Part of a data file
####################
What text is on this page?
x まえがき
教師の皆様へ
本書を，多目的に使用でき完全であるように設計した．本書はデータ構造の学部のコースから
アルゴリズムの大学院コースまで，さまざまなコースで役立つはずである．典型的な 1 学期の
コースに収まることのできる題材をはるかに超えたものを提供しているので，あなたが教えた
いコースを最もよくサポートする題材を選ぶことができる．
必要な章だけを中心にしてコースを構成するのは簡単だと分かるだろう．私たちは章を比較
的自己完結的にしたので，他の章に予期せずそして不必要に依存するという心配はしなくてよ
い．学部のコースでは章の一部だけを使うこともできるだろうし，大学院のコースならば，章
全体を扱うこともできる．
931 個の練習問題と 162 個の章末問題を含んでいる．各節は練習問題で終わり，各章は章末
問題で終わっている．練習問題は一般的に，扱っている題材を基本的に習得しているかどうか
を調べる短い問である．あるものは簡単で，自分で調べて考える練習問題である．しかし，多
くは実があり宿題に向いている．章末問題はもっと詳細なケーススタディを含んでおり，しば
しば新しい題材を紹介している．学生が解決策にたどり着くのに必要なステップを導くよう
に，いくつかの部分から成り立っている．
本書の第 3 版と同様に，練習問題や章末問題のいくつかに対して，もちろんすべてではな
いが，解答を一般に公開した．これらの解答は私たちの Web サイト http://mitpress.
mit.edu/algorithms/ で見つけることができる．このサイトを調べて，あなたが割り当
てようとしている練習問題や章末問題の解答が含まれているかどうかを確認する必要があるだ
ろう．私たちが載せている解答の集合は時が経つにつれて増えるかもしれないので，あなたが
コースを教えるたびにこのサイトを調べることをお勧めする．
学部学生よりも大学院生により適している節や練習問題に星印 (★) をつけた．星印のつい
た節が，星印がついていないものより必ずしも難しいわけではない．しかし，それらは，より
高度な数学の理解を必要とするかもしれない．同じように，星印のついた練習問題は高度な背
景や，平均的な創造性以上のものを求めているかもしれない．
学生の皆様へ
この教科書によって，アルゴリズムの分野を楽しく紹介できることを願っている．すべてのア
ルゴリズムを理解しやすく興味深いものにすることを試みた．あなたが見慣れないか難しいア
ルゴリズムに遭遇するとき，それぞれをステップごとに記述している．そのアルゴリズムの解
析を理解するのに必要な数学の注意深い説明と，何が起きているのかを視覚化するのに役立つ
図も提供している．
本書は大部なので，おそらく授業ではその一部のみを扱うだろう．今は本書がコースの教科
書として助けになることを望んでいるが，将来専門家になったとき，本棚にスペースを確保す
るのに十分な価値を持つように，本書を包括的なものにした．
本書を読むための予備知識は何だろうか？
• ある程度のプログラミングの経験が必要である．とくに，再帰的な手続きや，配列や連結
####################
TASK DIRECTIONS: Send back every record, precisely as written.

SOLVED PROBLEM:
What text is on this page?
x まえがき
教師の皆様へ
本書を，多目的に使用でき完全であるように設計した．本書はデータ構造の学部のコースから
アルゴリズムの大学院コースまで，さまざまなコースで役立つはずである．典型的な 1 学期の
コースに収まることのできる題材をはるかに超えたものを提供しているので，あなたが教えた
いコースを最もよくサポートする題材を選ぶことができる．
必要な章だけを中心にしてコースを構成するのは簡単だと分かるだろう．私たちは章を比較
的自己完結的にしたので，他の章に予期せずそして不必要に依存するという心配はしなくてよ
い．学部のコースでは章の一部だけを使うこともできるだろうし，大学院のコースならば，章
全体を扱うこともできる．
931 個の練習問題と 162 個の章末問題を含んでいる．各節は練習問題で終わり，各章は章末
問題で終わっている．練習問題は一般的に，扱っている題材を基本的に習得しているかどうか
を調べる短い問である．あるものは簡単で，自分で調べて考える練習問題である．しかし，多
くは実があり宿題に向いている．章末問題はもっと詳細なケーススタディを含んでおり，しば
しば新しい題材を紹介している．学生が解決策にたどり着くのに必要なステップを導くよう
に，いくつかの部分から成り立っている．
本書の第 3 版と同様に，練習問題や章末問題のいくつかに対して，もちろんすべてではな
いが，解答を一般に公開した．これらの解答は私たちの Web サイト http://mitpress.
mit.edu/algorithms/ で見つけることができる．このサイトを調べて，あなたが割り当
てようとしている練習問題や章末問題の解答が含まれているかどうかを確認する必要があるだ
ろう．私たちが載せている解答の集合は時が経つにつれて増えるかもしれないので，あなたが
コースを教えるたびにこのサイトを調べることをお勧めする．
学部学生よりも大学院生により適している節や練習問題に星印 (★) をつけた．星印のつい
た節が，星印がついていないものより必ずしも難しいわけではない．しかし，それらは，より
高度な数学の理解を必要とするかもしれない．同じように，星印のついた練習問題は高度な背
景や，平均的な創造性以上のものを求めているかもしれない．
学生の皆様へ
この教科書によって，アルゴリズムの分野を楽しく紹介できることを願っている．すべてのア
ルゴリズムを理解しやすく興味深いものにすることを試みた．あなたが見慣れないか難しいア
ルゴリズムに遭遇するとき，それぞれをステップごとに記述している．そのアルゴリズムの解
析を理解するのに必要な数学の注意深い説明と，何が起きているのかを視覚化するのに役立つ
図も提供している．
本書は大部なので，おそらく授業ではその一部のみを扱うだろう．今は本書がコースの教科
書として助けになることを望んでいるが，将来専門家になったとき，本棚にスペースを確保す
るのに十分な価値を持つように，本書を包括的なものにした．
本書を読むための予備知識は何だろうか？
• ある程度のプログラミングの経験が必要である．とくに，再帰的な手続きや，配列や連結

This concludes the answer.